**Exercise description:** Each record must be reproduced exactly as it is shown.

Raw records
::::::::::
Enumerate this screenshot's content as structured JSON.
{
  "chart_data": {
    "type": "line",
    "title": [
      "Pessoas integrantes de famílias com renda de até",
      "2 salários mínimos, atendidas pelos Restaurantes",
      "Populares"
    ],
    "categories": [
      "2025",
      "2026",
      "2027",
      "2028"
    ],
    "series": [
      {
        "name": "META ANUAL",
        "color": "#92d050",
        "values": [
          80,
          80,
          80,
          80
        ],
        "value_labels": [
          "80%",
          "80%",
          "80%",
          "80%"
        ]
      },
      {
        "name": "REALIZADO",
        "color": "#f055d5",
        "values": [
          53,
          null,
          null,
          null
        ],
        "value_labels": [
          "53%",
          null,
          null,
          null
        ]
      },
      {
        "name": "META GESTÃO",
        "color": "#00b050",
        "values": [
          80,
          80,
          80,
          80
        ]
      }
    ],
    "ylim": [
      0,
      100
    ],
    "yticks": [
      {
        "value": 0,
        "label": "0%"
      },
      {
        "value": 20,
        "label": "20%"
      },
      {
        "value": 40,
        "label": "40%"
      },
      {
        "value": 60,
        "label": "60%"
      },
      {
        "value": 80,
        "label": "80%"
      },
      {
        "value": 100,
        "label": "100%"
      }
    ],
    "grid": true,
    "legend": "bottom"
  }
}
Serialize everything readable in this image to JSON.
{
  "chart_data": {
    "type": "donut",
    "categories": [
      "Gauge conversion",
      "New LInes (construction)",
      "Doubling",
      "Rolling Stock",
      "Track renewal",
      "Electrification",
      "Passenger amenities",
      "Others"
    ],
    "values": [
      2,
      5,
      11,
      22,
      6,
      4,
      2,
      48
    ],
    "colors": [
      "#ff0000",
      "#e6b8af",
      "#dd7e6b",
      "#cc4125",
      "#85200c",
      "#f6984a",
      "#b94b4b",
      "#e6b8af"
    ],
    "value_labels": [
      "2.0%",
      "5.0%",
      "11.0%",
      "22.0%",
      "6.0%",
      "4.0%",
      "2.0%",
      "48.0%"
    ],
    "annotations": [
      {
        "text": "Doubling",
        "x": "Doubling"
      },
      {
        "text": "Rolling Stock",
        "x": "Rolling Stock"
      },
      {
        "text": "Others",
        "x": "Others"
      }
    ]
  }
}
::::::::::
**Response below:**
Enumerate this screenshot's content as structured JSON.
{
  "chart_data": {
    "type": "line",
    "title": [
      "Pessoas integrantes de famílias com renda de até",
      "2 salários mínimos, atendidas pelos Restaurantes",
      "Populares"
    ],
    "categories": [
      "2025",
      "2026",
      "2027",
      "2028"
    ],
    "series": [
      {
        "name": "META ANUAL",
        "color": "#92d050",
        "values": [
          80,
          80,
          80,
          80
        ],
        "value_labels": [
          "80%",
          "80%",
          "80%",
          "80%"
        ]
      },
      {
        "name": "REALIZADO",
        "color": "#f055d5",
        "values": [
          53,
          null,
          null,
          null
        ],
        "value_labels": [
          "53%",
          null,
          null,
          null
        ]
      },
      {
        "name": "META GESTÃO",
        "color": "#00b050",
        "values": [
          80,
          80,
          80,
          80
        ]
      }
    ],
    "ylim": [
      0,
      100
    ],
    "yticks": [
      {
        "value": 0,
        "label": "0%"
      },
      {
        "value": 20,
        "label": "20%"
      },
      {
        "value": 40,
        "label": "40%"
      },
      {
        "value": 60,
        "label": "60%"
      },
      {
        "value": 80,
        "label": "80%"
      },
      {
        "value": 100,
        "label": "100%"
      }
    ],
    "grid": true,
    "legend": "bottom"
  }
}
Serialize everything readable in this image to JSON.
{
  "chart_data": {
    "type": "donut",
    "categories": [
      "Gauge conversion",
      "New LInes (construction)",
      "Doubling",
      "Rolling Stock",
      "Track renewal",
      "Electrification",
      "Passenger amenities",
      "Others"
    ],
    "values": [
      2,
      5,
      11,
      22,
      6,
      4,
      2,
      48
    ],
    "colors": [
      "#ff0000",
      "#e6b8af",
      "#dd7e6b",
      "#cc4125",
      "#85200c",
      "#f6984a",
      "#b94b4b",
      "#e6b8af"
    ],
    "value_labels": [
      "2.0%",
      "5.0%",
      "11.0%",
      "22.0%",
      "6.0%",
      "4.0%",
      "2.0%",
      "48.0%"
    ],
    "annotations": [
      {
        "text": "Doubling",
        "x": "Doubling"
      },
      {
        "text": "Rolling Stock",
        "x": "Rolling Stock"
      },
      {
        "text": "Others",
        "x": "Others"
      }
    ]
  }
}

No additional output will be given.